Records supplied:

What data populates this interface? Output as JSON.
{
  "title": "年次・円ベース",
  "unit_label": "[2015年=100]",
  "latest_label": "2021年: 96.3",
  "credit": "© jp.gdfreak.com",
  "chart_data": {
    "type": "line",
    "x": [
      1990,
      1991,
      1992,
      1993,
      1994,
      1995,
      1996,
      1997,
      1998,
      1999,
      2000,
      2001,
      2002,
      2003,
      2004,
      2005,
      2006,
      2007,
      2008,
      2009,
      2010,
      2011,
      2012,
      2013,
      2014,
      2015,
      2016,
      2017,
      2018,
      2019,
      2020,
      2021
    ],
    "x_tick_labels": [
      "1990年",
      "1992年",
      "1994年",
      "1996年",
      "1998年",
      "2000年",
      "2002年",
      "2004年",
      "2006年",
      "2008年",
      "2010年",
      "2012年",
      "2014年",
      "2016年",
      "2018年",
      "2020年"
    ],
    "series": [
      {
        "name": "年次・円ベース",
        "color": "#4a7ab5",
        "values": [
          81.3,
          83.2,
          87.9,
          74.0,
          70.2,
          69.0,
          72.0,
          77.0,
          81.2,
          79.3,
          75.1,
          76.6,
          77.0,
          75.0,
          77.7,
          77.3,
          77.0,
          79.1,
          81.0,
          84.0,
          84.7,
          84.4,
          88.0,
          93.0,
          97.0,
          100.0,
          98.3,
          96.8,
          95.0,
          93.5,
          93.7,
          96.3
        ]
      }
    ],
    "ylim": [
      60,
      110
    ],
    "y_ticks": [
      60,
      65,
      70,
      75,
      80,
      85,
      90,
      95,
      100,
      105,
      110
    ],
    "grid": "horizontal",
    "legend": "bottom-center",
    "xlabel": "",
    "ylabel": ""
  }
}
==
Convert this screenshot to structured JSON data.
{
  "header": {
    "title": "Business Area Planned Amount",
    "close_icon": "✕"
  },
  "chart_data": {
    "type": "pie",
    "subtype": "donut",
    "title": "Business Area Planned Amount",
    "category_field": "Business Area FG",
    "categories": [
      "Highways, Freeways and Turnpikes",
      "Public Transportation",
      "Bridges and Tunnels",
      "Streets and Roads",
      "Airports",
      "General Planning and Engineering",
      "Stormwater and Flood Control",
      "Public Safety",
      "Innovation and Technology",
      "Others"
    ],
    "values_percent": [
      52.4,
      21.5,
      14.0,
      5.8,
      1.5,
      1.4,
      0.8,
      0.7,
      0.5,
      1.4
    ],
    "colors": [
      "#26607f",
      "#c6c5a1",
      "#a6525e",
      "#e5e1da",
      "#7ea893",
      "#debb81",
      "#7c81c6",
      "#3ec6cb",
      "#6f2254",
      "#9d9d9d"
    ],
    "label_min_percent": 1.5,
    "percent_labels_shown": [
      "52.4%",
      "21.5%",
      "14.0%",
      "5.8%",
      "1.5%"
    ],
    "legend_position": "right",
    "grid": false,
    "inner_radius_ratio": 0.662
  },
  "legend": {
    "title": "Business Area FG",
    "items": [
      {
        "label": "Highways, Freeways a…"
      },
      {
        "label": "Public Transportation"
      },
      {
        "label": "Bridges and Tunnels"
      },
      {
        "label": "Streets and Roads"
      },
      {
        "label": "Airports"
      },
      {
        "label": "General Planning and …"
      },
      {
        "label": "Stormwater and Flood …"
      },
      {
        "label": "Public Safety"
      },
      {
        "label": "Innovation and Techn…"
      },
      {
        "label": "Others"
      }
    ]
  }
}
...
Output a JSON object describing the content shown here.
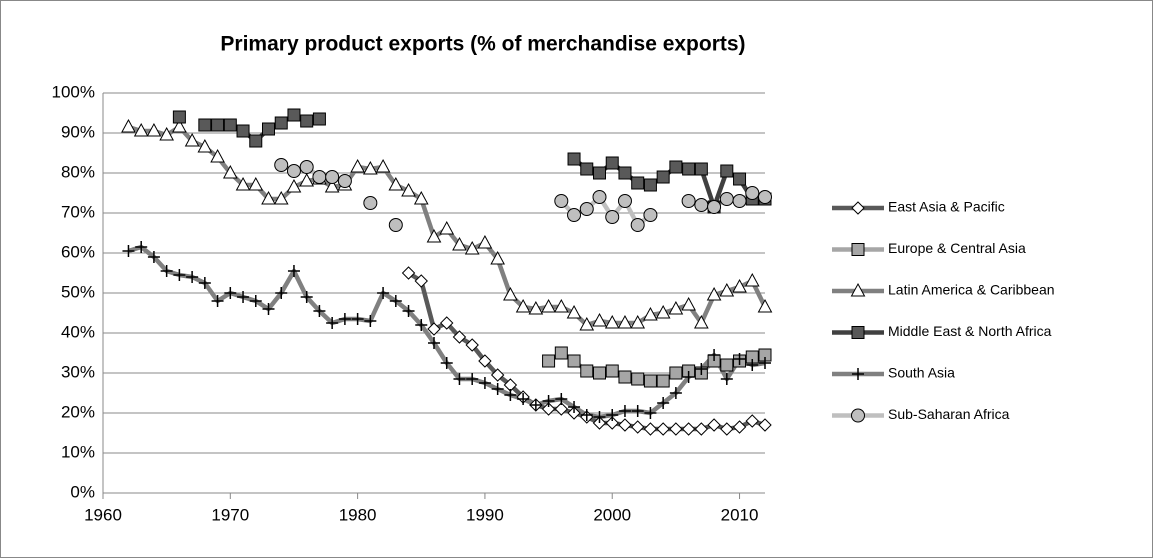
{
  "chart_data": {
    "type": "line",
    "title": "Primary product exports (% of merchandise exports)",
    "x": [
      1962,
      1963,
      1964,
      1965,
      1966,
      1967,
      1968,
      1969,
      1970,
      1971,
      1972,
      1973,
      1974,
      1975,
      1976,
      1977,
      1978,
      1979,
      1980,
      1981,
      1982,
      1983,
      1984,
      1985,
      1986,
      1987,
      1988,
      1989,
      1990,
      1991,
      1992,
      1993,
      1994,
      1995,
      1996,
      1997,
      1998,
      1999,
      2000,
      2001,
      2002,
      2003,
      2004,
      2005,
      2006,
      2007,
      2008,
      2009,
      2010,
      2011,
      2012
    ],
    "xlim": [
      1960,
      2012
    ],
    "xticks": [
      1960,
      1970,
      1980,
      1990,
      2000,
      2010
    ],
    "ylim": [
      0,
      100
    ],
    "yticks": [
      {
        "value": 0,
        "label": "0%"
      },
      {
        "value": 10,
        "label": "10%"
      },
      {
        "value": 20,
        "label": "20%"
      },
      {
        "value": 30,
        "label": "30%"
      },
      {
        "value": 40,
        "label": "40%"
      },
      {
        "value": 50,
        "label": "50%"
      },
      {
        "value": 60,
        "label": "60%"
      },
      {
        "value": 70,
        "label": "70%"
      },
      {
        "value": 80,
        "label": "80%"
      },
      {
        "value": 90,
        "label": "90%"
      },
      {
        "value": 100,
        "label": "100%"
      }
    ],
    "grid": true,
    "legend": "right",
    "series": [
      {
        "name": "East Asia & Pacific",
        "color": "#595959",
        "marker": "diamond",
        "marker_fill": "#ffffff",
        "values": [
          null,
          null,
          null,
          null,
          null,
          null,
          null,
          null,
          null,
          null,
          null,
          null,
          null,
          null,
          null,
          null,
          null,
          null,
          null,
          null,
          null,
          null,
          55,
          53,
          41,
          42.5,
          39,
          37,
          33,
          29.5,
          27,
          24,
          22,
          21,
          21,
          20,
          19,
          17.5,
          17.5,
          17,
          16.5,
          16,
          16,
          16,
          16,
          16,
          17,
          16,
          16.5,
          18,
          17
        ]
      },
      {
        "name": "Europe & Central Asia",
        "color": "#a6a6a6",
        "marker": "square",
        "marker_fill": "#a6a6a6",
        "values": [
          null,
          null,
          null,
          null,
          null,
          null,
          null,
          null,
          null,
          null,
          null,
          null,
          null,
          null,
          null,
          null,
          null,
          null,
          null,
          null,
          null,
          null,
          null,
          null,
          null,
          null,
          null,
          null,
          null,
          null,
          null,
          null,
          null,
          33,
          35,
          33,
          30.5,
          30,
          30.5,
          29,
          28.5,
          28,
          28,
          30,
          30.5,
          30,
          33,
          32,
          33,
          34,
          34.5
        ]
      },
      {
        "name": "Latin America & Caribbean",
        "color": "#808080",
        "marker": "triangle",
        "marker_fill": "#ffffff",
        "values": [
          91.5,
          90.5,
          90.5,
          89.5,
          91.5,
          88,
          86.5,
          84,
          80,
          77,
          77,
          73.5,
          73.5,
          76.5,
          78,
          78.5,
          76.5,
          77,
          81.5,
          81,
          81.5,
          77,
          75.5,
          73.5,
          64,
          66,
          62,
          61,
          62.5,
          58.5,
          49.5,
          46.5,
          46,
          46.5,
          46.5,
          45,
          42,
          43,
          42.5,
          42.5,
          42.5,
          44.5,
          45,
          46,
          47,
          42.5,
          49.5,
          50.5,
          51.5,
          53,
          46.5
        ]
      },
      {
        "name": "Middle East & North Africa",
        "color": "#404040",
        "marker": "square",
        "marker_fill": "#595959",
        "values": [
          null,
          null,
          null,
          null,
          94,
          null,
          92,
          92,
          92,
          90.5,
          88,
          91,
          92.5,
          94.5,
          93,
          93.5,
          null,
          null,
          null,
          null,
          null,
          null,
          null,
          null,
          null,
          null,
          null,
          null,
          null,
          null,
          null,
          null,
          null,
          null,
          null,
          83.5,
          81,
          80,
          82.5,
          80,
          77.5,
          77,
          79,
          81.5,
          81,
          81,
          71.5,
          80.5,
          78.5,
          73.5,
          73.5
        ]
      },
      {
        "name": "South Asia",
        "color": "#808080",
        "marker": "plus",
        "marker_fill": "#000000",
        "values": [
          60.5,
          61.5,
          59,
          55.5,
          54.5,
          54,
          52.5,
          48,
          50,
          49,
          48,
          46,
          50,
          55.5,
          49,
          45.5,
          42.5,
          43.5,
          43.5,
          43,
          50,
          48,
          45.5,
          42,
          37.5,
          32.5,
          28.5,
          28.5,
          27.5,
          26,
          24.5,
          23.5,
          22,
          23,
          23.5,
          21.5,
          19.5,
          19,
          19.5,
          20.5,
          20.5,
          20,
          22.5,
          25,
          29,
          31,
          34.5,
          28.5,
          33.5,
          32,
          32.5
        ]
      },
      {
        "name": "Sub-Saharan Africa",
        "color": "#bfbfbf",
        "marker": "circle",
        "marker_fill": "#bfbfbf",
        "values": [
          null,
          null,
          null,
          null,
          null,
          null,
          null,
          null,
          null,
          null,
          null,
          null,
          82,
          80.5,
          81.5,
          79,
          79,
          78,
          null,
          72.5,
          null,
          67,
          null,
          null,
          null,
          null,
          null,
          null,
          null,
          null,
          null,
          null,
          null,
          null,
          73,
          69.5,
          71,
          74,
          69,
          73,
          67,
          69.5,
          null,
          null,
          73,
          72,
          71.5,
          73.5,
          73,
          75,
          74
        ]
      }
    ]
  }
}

Direction:
Pick out the lines above containing the word "Innovation", then copy them.

Full solution:
      "Innovation and Technology",
        "label": "Innovation and Techn…"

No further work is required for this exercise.